→ **WHAT IS NEEDED**
Reproduce the lines from the start of the records through the line containing "bar-2018-q2 bbox=[171, 411, 192, 422]", including both ends.

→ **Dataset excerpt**
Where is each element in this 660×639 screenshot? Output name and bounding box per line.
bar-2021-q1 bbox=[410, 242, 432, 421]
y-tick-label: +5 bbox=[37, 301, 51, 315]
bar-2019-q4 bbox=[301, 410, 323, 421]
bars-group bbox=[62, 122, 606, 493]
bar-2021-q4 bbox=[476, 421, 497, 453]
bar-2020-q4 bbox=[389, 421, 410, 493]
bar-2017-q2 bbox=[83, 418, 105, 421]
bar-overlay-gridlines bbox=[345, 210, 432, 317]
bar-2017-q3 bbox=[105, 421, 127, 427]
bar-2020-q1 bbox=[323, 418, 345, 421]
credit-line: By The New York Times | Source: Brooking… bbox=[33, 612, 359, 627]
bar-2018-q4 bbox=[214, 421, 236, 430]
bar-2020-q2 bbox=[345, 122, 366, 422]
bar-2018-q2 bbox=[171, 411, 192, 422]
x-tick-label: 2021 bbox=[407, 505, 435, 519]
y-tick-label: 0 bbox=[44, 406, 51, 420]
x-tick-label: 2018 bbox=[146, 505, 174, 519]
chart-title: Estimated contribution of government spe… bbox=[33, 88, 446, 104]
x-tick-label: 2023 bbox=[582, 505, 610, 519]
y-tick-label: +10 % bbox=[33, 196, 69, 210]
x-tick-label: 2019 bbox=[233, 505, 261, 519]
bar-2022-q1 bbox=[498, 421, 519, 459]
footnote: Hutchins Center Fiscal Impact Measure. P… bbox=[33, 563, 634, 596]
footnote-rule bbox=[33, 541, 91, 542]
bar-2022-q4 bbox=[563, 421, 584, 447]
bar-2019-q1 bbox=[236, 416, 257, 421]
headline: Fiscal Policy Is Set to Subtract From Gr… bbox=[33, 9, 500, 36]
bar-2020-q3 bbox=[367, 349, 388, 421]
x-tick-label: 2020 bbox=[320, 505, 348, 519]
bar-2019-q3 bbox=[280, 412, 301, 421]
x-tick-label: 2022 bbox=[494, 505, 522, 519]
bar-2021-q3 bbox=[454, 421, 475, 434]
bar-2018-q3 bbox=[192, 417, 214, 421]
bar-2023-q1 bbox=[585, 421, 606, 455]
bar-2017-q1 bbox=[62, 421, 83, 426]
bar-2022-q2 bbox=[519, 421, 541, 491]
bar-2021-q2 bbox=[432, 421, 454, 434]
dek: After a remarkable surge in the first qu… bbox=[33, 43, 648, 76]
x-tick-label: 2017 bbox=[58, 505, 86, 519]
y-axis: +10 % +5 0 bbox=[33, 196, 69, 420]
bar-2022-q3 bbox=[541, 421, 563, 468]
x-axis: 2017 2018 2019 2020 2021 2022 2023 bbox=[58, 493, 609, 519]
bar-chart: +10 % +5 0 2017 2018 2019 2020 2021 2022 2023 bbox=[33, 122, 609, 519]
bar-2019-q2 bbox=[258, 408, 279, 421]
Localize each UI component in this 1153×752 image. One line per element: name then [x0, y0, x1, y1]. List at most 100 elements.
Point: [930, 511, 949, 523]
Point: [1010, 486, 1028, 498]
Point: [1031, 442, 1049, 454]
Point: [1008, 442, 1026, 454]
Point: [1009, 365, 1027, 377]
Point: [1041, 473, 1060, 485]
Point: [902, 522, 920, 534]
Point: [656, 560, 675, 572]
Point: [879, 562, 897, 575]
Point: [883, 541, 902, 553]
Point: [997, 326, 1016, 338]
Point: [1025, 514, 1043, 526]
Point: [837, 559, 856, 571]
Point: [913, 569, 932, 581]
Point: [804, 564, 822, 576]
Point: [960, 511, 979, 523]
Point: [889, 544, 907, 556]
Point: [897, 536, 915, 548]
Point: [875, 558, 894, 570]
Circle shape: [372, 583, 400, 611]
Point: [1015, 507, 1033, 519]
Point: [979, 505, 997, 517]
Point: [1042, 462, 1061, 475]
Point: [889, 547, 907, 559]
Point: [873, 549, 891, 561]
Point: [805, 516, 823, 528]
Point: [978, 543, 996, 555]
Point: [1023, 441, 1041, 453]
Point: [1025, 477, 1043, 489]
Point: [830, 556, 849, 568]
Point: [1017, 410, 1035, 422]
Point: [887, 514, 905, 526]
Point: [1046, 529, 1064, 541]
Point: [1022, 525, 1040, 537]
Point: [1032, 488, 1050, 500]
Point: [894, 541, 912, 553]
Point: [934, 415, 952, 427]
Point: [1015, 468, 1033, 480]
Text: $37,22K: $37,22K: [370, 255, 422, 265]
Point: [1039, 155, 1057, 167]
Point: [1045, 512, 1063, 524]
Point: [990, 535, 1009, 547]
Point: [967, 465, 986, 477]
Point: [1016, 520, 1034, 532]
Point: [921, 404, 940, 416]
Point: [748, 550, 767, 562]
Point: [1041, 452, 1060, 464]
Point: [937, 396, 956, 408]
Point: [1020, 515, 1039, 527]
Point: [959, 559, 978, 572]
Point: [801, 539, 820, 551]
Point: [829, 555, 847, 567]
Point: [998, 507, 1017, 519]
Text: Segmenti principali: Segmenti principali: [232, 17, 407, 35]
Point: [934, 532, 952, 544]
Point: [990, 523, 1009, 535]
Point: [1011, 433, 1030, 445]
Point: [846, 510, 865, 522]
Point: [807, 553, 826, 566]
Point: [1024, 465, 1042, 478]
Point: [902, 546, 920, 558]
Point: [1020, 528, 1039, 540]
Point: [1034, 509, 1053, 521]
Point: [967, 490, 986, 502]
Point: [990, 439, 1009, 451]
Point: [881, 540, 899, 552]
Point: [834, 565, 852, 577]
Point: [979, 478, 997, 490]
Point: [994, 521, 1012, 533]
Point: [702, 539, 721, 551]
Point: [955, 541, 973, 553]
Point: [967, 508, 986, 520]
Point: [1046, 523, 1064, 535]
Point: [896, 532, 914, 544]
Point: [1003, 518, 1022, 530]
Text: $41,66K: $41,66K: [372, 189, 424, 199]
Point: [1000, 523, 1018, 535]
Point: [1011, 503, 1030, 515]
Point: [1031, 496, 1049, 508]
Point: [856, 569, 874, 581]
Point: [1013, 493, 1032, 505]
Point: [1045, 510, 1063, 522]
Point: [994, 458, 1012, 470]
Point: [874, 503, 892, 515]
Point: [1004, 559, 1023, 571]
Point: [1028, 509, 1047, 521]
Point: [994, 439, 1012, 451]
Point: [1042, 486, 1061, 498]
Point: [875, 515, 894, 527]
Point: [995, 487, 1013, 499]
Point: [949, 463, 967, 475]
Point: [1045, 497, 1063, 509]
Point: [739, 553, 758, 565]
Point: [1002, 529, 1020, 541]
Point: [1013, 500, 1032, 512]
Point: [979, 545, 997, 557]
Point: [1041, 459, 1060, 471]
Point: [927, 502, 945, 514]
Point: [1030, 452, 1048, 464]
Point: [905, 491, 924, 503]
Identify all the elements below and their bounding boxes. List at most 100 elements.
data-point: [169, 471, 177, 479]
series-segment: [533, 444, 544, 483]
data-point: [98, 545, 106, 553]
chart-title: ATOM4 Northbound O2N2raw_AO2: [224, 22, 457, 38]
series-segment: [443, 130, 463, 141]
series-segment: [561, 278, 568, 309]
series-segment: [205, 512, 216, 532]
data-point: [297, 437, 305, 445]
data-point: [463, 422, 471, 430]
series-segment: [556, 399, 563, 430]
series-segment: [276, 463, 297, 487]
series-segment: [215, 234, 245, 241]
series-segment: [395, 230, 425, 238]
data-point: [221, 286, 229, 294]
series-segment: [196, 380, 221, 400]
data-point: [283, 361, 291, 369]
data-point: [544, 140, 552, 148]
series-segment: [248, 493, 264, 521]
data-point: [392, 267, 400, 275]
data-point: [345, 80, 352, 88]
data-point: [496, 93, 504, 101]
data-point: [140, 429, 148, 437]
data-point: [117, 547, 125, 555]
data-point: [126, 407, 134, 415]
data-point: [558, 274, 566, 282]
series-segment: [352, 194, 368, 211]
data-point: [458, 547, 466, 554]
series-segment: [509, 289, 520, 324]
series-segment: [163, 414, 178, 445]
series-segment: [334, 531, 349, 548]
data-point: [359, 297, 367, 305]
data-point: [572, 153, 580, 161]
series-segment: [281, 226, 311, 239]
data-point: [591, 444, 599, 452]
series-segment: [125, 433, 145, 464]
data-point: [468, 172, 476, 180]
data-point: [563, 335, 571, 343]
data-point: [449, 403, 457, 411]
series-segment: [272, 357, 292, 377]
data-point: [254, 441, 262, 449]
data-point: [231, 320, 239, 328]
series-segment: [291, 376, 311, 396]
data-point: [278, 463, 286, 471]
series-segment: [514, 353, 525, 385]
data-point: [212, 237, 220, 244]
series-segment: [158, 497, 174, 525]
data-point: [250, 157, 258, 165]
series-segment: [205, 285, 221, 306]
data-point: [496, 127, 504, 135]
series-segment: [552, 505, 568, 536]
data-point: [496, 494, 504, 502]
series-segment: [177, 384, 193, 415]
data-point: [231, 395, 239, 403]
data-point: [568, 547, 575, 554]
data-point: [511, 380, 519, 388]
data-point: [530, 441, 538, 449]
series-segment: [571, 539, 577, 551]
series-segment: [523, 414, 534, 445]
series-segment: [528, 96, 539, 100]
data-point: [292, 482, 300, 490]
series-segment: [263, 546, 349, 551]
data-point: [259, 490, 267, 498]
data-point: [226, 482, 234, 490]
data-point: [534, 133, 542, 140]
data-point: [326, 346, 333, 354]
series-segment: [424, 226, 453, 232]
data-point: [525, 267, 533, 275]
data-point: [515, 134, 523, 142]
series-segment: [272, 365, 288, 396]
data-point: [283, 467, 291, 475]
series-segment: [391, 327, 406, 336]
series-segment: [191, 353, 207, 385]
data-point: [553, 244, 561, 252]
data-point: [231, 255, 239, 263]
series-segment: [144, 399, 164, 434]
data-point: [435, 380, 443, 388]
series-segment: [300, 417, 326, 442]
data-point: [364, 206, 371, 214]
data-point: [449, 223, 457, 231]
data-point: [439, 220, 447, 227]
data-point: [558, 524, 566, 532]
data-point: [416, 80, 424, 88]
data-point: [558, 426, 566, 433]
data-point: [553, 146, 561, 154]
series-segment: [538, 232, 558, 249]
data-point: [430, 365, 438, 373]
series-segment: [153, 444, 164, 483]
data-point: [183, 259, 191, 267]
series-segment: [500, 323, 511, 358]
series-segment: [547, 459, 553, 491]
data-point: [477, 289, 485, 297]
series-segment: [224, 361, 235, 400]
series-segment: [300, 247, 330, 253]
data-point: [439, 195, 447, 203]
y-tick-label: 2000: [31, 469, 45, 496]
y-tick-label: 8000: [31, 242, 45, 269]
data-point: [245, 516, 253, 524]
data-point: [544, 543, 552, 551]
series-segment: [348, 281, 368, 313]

→ **TASK RESULT**
Where is each element in this 660×639 screenshot? Output name and bounding box per line.
bar-2021-q1 bbox=[410, 242, 432, 421]
y-tick-label: +5 bbox=[37, 301, 51, 315]
bar-2019-q4 bbox=[301, 410, 323, 421]
bars-group bbox=[62, 122, 606, 493]
bar-2021-q4 bbox=[476, 421, 497, 453]
bar-2020-q4 bbox=[389, 421, 410, 493]
bar-2017-q2 bbox=[83, 418, 105, 421]
bar-overlay-gridlines bbox=[345, 210, 432, 317]
bar-2017-q3 bbox=[105, 421, 127, 427]
bar-2020-q1 bbox=[323, 418, 345, 421]
credit-line: By The New York Times | Source: Brooking… bbox=[33, 612, 359, 627]
bar-2018-q4 bbox=[214, 421, 236, 430]
bar-2020-q2 bbox=[345, 122, 366, 422]
bar-2018-q2 bbox=[171, 411, 192, 422]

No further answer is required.